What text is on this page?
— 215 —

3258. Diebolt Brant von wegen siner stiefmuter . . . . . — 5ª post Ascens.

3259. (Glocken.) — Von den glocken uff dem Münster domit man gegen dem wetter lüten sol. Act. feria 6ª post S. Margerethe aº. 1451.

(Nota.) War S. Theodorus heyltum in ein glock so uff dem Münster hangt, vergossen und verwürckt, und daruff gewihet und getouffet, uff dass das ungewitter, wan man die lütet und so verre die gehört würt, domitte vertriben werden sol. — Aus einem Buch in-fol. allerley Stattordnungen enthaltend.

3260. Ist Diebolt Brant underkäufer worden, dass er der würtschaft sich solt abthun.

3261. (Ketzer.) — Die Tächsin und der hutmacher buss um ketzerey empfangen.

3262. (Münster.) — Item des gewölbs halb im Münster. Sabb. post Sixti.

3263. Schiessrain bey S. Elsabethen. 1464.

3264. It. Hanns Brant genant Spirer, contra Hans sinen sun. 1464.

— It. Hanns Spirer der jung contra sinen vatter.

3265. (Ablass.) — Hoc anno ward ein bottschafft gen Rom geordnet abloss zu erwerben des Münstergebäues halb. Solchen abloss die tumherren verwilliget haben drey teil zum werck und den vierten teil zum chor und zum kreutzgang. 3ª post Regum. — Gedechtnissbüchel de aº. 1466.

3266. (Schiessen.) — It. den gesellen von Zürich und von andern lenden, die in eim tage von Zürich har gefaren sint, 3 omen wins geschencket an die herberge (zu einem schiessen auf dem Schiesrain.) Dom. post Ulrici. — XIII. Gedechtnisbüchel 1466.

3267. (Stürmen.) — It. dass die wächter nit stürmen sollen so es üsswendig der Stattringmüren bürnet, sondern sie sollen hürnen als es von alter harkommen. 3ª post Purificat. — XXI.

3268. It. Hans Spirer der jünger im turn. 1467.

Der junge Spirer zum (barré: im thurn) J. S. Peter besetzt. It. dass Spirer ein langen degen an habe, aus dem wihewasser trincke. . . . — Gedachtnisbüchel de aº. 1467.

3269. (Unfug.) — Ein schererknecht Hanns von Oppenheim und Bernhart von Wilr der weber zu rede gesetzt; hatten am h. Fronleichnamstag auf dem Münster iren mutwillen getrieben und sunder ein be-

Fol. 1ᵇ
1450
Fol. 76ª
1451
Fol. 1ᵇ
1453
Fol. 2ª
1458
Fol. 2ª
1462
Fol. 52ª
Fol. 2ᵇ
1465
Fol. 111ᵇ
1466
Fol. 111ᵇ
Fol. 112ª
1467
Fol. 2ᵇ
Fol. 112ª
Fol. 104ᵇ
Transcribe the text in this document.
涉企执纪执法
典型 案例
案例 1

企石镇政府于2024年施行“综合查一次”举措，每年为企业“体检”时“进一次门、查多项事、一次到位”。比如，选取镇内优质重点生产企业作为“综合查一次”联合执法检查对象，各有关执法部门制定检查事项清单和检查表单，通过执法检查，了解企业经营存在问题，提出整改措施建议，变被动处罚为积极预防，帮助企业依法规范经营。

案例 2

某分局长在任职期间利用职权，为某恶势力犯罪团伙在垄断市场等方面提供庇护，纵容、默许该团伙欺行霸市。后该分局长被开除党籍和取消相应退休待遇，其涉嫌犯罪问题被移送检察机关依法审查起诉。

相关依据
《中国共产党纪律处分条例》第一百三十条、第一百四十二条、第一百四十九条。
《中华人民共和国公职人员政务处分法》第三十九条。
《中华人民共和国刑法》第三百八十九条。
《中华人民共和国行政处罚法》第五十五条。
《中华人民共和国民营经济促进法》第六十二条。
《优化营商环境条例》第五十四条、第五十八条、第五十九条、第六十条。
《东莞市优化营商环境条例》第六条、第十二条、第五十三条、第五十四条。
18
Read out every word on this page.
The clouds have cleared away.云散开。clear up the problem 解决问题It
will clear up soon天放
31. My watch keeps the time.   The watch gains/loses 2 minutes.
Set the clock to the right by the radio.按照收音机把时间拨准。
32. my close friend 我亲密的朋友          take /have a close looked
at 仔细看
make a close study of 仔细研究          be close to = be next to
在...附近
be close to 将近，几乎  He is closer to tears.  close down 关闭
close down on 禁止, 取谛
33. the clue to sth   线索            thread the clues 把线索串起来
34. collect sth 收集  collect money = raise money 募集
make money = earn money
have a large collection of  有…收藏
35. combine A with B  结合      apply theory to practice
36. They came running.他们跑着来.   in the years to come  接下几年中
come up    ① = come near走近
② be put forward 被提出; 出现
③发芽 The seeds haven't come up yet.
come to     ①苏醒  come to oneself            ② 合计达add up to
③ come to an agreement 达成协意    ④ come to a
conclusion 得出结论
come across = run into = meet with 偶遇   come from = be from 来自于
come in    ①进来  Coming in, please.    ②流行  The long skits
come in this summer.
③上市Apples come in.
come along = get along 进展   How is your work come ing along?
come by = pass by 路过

Your goal:
Repeat exactly, and only, the lines from the one containing "Read out every word on this page." through the end of the material.

Answer to this task:
Read out every word on this page.
The clouds have cleared away.云散开。clear up the problem 解决问题It
will clear up soon天放
31. My watch keeps the time.   The watch gains/loses 2 minutes.
Set the clock to the right by the radio.按照收音机把时间拨准。
32. my close friend 我亲密的朋友          take /have a close looked
at 仔细看
make a close study of 仔细研究          be close to = be next to
在...附近
be close to 将近，几乎  He is closer to tears.  close down 关闭
close down on 禁止, 取谛
33. the clue to sth   线索            thread the clues 把线索串起来
34. collect sth 收集  collect money = raise money 募集
make money = earn money
have a large collection of  有…收藏
35. combine A with B  结合      apply theory to practice
36. They came running.他们跑着来.   in the years to come  接下几年中
come up    ① = come near走近
② be put forward 被提出; 出现
③发芽 The seeds haven't come up yet.
come to     ①苏醒  come to oneself            ② 合计达add up to
③ come to an agreement 达成协意    ④ come to a
conclusion 得出结论
come across = run into = meet with 偶遇   come from = be from 来自于
come in    ①进来  Coming in, please.    ②流行  The long skits
come in this summer.
③上市Apples come in.
come along = get along 进展   How is your work come ing along?
come by = pass by 路过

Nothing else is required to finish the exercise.